(Dataset items)

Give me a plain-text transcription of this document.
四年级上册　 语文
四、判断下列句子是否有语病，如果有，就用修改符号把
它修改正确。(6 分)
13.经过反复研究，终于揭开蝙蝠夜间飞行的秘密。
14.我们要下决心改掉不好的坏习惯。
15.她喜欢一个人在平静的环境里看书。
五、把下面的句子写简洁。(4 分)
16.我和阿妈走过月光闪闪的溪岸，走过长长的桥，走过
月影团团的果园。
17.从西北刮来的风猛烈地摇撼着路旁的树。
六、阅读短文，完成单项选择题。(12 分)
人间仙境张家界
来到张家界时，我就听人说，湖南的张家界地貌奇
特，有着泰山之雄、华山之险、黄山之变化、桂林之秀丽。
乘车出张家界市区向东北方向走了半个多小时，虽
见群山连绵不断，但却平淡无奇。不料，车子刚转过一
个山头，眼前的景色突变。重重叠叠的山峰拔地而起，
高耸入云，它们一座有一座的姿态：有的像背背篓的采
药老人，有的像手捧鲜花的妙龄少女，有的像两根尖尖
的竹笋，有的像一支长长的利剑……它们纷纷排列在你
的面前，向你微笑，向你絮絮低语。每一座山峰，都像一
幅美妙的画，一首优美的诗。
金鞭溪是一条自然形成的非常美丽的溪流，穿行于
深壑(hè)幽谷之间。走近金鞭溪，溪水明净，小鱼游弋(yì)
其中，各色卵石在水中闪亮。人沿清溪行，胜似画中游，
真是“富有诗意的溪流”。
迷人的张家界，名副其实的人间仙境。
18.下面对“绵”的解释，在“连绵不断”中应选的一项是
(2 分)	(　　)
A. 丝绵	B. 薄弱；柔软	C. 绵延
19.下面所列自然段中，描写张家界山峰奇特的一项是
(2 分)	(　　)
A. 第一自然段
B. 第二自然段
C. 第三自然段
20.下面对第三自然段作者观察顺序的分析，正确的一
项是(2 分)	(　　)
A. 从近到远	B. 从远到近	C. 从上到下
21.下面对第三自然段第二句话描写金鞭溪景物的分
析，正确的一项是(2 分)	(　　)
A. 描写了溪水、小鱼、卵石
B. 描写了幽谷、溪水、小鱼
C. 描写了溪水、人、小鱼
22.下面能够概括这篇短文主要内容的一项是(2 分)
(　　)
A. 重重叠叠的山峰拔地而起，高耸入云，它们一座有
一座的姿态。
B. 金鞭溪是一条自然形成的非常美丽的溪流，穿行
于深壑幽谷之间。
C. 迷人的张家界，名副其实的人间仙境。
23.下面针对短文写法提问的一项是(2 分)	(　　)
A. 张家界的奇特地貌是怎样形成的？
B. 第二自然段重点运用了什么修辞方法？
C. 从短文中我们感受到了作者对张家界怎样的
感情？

...

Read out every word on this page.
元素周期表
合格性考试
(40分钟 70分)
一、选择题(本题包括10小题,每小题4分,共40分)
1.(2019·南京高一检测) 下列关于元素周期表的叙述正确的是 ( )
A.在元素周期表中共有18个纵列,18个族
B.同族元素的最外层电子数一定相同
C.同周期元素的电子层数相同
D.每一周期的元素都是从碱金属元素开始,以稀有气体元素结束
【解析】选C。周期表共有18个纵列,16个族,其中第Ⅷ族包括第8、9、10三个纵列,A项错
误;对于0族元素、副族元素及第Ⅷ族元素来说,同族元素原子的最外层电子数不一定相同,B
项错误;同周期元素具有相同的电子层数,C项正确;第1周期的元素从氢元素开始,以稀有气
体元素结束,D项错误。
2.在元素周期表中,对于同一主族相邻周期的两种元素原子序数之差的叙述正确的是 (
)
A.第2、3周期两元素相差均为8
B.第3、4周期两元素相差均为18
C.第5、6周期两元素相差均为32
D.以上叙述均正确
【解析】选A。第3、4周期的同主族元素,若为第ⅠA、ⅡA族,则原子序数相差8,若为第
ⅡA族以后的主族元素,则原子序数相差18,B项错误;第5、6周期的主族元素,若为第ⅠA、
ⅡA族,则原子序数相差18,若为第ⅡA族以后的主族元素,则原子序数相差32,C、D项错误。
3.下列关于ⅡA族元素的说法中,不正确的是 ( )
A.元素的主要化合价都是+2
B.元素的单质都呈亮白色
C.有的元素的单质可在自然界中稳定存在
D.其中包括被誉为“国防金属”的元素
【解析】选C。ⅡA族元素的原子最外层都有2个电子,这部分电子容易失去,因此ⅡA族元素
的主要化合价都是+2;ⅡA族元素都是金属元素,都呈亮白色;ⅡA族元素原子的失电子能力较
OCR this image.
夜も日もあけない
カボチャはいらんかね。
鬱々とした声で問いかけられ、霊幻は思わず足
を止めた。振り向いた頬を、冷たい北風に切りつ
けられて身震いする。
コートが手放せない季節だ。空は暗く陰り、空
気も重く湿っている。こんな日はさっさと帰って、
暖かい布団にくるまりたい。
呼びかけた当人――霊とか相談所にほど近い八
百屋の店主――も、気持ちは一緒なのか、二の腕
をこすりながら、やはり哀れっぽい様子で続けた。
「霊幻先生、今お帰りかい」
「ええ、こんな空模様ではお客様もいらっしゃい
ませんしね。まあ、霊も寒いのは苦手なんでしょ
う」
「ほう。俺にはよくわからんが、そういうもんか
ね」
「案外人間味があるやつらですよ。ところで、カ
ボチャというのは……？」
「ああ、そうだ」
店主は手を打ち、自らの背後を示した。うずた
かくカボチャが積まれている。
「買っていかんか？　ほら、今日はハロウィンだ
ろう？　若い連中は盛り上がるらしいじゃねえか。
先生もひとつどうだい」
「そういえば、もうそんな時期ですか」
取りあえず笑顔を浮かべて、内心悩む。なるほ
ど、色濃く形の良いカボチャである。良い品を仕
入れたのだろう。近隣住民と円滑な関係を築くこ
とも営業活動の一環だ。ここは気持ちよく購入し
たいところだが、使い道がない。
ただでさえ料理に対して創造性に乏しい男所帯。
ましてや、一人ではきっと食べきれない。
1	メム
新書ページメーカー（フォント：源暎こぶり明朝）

==

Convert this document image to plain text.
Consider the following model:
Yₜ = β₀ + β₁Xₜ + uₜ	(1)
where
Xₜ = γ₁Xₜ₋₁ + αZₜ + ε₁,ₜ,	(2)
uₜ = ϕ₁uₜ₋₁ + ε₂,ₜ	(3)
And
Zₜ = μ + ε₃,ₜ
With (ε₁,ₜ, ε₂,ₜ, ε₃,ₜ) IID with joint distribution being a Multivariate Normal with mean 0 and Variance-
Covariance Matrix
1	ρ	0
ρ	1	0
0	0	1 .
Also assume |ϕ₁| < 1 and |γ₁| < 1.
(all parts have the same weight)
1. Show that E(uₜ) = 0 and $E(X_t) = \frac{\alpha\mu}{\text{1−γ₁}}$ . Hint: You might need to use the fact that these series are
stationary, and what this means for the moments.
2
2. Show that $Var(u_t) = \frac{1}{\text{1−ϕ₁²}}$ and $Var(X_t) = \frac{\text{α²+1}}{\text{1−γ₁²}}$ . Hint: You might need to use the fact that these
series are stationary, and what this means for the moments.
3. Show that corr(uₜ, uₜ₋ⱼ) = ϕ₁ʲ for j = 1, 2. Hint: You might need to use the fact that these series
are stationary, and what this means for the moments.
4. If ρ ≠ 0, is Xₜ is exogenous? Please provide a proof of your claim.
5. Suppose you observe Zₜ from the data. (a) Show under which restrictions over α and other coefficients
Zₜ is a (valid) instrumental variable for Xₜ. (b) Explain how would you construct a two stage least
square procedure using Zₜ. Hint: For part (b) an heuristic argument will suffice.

## Directive
Report how many lines include the word "高耸入云". Give nothing but the number.

## Solved problem
2